• Data rows:
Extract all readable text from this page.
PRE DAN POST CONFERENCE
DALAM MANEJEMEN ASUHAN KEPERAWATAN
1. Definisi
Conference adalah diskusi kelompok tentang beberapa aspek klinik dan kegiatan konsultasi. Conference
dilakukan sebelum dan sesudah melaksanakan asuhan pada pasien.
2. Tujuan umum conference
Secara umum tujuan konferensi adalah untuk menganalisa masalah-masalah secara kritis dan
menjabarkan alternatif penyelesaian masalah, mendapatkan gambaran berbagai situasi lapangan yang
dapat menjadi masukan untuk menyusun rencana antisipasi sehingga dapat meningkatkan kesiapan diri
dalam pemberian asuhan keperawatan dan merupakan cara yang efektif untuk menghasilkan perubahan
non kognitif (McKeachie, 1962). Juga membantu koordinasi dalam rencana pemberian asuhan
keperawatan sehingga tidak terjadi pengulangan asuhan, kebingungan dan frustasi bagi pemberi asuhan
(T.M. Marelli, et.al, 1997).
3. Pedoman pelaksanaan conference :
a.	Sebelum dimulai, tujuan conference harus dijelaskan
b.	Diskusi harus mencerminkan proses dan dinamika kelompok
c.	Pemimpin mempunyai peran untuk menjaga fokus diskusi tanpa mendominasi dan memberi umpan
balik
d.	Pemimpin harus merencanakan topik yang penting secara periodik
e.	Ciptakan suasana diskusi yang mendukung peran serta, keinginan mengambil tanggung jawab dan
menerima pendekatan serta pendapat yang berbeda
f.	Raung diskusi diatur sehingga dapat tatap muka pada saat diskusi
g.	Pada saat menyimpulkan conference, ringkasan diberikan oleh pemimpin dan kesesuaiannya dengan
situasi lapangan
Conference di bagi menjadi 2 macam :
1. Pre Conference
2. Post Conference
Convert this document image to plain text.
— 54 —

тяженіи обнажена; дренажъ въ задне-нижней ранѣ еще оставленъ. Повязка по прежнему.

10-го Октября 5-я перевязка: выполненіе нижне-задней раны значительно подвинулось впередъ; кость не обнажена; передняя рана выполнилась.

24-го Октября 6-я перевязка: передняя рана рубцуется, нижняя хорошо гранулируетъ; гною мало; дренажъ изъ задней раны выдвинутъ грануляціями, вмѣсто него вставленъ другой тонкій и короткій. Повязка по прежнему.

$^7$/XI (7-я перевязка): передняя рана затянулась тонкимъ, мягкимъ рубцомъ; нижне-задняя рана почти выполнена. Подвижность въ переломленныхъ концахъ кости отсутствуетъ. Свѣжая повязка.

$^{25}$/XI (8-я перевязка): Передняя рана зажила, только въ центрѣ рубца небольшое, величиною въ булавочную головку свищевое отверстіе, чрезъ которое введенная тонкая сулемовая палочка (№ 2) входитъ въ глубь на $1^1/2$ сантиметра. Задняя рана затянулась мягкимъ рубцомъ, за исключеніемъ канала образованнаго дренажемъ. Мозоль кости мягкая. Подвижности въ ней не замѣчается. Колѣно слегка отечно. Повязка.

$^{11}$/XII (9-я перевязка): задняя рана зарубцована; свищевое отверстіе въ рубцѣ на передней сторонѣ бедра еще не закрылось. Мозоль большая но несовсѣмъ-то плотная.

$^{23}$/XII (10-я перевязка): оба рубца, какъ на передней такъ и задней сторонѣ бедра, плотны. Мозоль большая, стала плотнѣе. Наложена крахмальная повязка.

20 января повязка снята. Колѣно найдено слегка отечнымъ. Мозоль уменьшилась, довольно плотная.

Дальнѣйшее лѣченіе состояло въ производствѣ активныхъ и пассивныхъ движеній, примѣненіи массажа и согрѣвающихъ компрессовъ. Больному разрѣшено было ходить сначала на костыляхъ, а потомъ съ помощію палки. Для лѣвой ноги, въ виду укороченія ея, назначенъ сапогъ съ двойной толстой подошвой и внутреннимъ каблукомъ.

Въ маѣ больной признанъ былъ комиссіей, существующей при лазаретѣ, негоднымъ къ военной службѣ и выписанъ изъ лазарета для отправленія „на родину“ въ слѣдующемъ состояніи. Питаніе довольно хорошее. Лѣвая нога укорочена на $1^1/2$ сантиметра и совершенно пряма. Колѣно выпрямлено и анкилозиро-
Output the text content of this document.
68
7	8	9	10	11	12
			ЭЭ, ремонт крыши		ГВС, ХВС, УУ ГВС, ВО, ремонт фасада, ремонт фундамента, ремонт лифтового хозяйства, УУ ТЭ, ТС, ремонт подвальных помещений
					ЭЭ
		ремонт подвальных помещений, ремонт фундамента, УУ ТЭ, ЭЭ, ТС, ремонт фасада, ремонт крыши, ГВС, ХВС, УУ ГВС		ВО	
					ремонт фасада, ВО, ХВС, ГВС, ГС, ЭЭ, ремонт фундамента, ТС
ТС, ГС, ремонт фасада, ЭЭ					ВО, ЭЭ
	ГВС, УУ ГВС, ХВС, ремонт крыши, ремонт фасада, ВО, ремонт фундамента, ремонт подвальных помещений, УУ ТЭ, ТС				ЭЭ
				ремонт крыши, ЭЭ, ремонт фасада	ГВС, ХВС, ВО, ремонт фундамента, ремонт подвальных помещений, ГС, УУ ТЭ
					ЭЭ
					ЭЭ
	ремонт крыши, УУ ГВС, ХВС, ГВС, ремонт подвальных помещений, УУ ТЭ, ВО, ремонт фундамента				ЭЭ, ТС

• What needs to be done:
Copy each line holding the word "peran" from the listing above.

• Problem solution:
c.	Pemimpin mempunyai peran untuk menjaga fokus diskusi tanpa mendominasi dan memberi umpan
e.	Ciptakan suasana diskusi yang mendukung peran serta, keinginan mengambil tanggung jawab dan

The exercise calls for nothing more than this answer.